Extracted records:
┄┄┄┄┄┄

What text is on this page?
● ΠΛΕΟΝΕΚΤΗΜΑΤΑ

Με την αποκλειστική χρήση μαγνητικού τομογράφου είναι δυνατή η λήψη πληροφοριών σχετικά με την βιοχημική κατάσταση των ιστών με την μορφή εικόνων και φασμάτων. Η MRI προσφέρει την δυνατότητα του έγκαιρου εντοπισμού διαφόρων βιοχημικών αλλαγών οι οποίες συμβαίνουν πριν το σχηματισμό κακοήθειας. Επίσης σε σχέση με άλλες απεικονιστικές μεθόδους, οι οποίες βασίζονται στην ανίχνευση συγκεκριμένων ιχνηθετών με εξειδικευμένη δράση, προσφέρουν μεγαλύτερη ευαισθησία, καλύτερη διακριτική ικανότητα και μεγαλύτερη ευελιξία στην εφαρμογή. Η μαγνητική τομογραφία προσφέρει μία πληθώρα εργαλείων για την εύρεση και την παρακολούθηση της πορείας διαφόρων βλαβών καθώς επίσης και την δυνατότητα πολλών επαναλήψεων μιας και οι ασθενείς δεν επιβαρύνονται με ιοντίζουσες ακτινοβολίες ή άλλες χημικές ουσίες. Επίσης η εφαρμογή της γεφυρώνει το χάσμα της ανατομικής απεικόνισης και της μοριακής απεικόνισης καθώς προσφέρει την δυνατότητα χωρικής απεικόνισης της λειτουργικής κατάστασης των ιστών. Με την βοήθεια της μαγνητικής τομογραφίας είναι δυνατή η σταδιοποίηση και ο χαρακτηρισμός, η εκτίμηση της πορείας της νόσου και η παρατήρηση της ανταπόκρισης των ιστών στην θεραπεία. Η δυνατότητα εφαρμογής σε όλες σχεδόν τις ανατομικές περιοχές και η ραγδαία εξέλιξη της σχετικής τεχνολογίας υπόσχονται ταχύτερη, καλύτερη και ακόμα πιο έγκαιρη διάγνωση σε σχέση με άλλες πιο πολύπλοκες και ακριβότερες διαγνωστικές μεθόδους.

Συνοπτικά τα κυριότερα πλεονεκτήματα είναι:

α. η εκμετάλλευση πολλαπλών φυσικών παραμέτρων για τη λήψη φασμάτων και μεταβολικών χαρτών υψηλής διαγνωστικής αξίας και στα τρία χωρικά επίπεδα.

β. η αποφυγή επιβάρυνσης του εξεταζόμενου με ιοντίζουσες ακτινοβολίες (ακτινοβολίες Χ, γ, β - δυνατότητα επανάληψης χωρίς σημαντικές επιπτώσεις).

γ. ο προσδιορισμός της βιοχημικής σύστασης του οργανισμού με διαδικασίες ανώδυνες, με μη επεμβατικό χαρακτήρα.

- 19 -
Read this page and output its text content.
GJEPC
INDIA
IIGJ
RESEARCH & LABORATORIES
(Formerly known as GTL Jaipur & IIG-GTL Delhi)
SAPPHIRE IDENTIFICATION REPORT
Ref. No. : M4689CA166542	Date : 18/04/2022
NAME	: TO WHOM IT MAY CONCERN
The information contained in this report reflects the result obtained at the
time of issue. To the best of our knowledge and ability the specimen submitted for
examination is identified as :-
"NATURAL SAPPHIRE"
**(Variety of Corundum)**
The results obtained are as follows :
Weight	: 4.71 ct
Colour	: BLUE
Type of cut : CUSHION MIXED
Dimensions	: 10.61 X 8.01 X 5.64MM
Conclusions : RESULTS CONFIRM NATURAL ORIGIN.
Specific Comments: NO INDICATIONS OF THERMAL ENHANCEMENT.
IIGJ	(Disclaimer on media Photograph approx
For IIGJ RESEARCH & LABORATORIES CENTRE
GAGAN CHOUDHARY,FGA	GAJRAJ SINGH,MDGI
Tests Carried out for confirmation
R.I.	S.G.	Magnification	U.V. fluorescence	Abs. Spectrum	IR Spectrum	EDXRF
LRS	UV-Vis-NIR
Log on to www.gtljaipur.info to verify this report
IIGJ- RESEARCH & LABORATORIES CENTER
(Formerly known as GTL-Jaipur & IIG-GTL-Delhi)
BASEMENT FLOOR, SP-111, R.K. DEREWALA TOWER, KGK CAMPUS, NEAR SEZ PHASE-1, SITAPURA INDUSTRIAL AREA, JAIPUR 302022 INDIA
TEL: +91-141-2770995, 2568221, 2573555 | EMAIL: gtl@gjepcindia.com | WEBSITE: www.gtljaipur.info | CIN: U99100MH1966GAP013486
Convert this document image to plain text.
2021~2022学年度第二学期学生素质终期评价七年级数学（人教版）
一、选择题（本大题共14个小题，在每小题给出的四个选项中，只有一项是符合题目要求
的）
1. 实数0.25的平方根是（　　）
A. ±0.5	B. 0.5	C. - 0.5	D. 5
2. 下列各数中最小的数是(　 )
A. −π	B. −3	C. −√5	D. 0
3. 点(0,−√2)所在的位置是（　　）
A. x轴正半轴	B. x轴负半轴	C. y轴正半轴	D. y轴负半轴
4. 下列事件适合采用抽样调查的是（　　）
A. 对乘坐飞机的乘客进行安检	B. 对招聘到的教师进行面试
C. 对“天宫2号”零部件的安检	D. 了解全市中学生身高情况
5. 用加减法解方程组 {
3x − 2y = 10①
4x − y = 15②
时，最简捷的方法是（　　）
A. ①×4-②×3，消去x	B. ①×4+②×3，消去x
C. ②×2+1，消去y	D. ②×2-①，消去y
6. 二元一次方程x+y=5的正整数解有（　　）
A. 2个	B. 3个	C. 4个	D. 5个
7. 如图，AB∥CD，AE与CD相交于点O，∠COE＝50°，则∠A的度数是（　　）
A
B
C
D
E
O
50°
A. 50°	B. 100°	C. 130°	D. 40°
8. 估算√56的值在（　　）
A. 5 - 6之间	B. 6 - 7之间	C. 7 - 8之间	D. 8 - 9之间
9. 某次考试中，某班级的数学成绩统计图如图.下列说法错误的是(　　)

┄┄┄┄┄┄

In the records above, locate every line with the string "known" and copy it.

(Formerly known as GTL Jaipur & IIG-GTL Delhi)
(Formerly known as GTL-Jaipur & IIG-GTL-Delhi)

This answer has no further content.